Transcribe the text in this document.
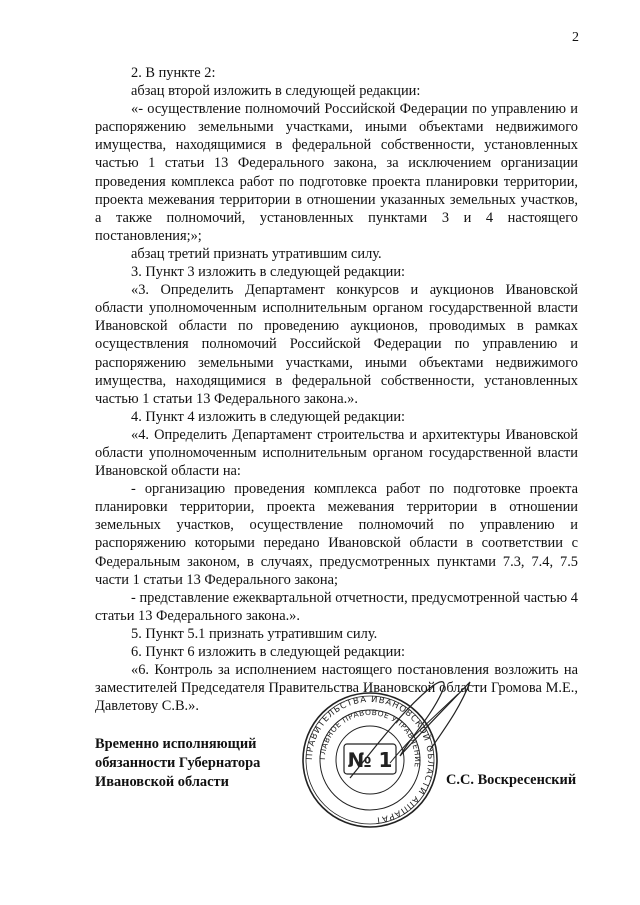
2

2. В пункте 2:

абзац второй изложить в следующей редакции:

«- осуществление полномочий Российской Федерации по управлению и распоряжению земельными участками, иными объектами недвижимого имущества, находящимися в федеральной собственности, установленных частью 1 статьи 13 Федерального закона, за исключением организации проведения комплекса работ по подготовке проекта планировки территории, проекта межевания территории в отношении указанных земельных участков, а также полномочий, установленных пунктами 3 и 4 настоящего постановления;»;

абзац третий признать утратившим силу.

3. Пункт 3 изложить в следующей редакции:

«3. Определить Департамент конкурсов и аукционов Ивановской области уполномоченным исполнительным органом государственной власти Ивановской области по проведению аукционов, проводимых в рамках осуществления полномочий Российской Федерации по управлению и распоряжению земельными участками, иными объектами недвижимого имущества, находящимися в федеральной собственности, установленных частью 1 статьи 13 Федерального закона.».

4. Пункт 4 изложить в следующей редакции:

«4. Определить Департамент строительства и архитектуры Ивановской области уполномоченным исполнительным органом государственной власти Ивановской области на:

- организацию проведения комплекса работ по подготовке проекта планировки территории, проекта межевания территории в отношении земельных участков, осуществление полномочий по управлению и распоряжению которыми передано Ивановской области в соответствии с Федеральным законом, в случаях, предусмотренных пунктами 7.3, 7.4, 7.5 части 1 статьи 13 Федерального закона;

- представление ежеквартальной отчетности, предусмотренной частью 4 статьи 13 Федерального закона.».

5. Пункт 5.1 признать утратившим силу.

6. Пункт 6 изложить в следующей редакции:

«6. Контроль за исполнением настоящего постановления возложить на заместителей Председателя Правительства Ивановской области Громова М.Е., Давлетову С.В.».

Временно исполняющий
обязанности Губернатора
Ивановской области
ПРАВИТЕЛЬСТВА ИВАНОВСКОЙ ОБЛАСТИ АППАРАТ
ГЛАВНОЕ ПРАВОВОЕ УПРАВЛЕНИЕ
№ 1
С.С. Воскресенский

▶ Aim of the exercise: Show all lines from the records above where the word "абзац" occurs.

▶ Worked solution:
абзац второй изложить в следующей редакции:
абзац третий признать утратившим силу.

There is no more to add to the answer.